# AIM OF THE TASK:
Quote the records that follow in full, leaving the pictures out.

# DATA SUPPLIED:
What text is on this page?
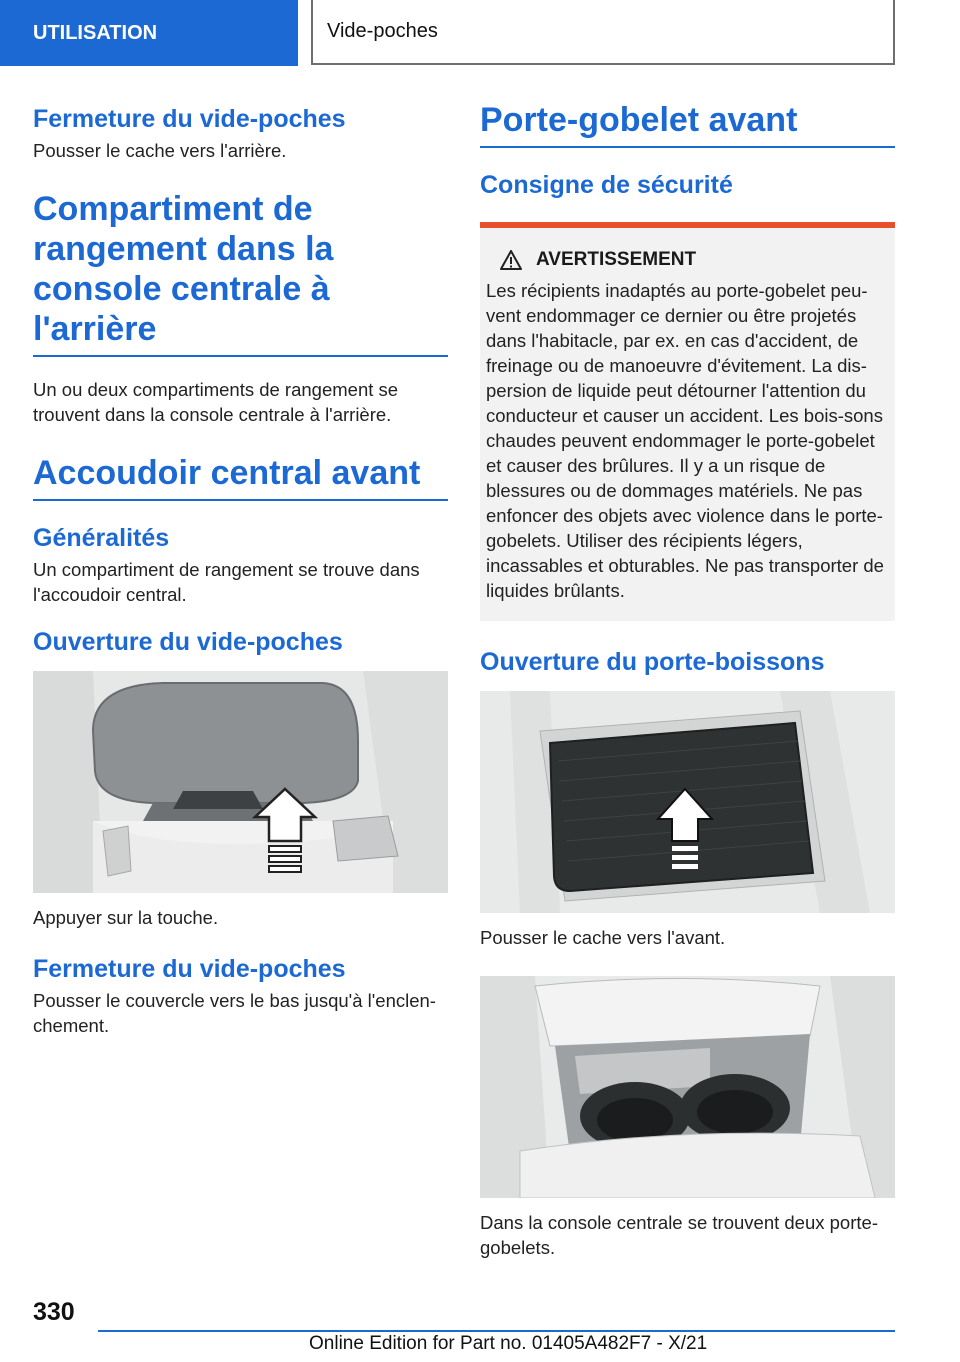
UTILISATION	Vide-poches
Fermeture du vide-poches
Pousser le cache vers l'arrière.
Compartiment de rangement dans la console centrale à l'arrière
Un ou deux compartiments de rangement se trouvent dans la console centrale à l'arrière.
Accoudoir central avant
Généralités
Un compartiment de rangement se trouve dans l'accoudoir central.
Ouverture du vide-poches
Appuyer sur la touche.
Fermeture du vide-poches
Pousser le couvercle vers le bas jusqu'à l'enclen-chement.
Porte-gobelet avant
Consigne de sécurité
AVERTISSEMENT
Les récipients inadaptés au porte-gobelet peu-vent endommager ce dernier ou être projetés dans l'habitacle, par ex. en cas d'accident, de freinage ou de manoeuvre d'évitement. La dis-persion de liquide peut détourner l'attention du conducteur et causer un accident. Les bois-sons chaudes peuvent endommager le porte-gobelet et causer des brûlures. Il y a un risque de blessures ou de dommages matériels. Ne pas enfoncer des objets avec violence dans le porte-gobelets. Utiliser des récipients légers, incassables et obturables. Ne pas transporter de liquides brûlants.
Ouverture du porte-boissons
Pousser le cache vers l'avant.
Dans la console centrale se trouvent deux porte-gobelets.
330
Online Edition for Part no. 01405A482F7 - X/21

# COMPLETED TASK:
What text is on this page?
UTILISATION	Vide-poches
Fermeture du vide-poches
Pousser le cache vers l'arrière.
Compartiment de rangement dans la console centrale à l'arrière
Un ou deux compartiments de rangement se trouvent dans la console centrale à l'arrière.
Accoudoir central avant
Généralités
Un compartiment de rangement se trouve dans l'accoudoir central.
Ouverture du vide-poches
Appuyer sur la touche.
Fermeture du vide-poches
Pousser le couvercle vers le bas jusqu'à l'enclen-chement.
Porte-gobelet avant
Consigne de sécurité
AVERTISSEMENT
Les récipients inadaptés au porte-gobelet peu-vent endommager ce dernier ou être projetés dans l'habitacle, par ex. en cas d'accident, de freinage ou de manoeuvre d'évitement. La dis-persion de liquide peut détourner l'attention du conducteur et causer un accident. Les bois-sons chaudes peuvent endommager le porte-gobelet et causer des brûlures. Il y a un risque de blessures ou de dommages matériels. Ne pas enfoncer des objets avec violence dans le porte-gobelets. Utiliser des récipients légers, incassables et obturables. Ne pas transporter de liquides brûlants.
Ouverture du porte-boissons
Pousser le cache vers l'avant.
Dans la console centrale se trouvent deux porte-gobelets.
330
Online Edition for Part no. 01405A482F7 - X/21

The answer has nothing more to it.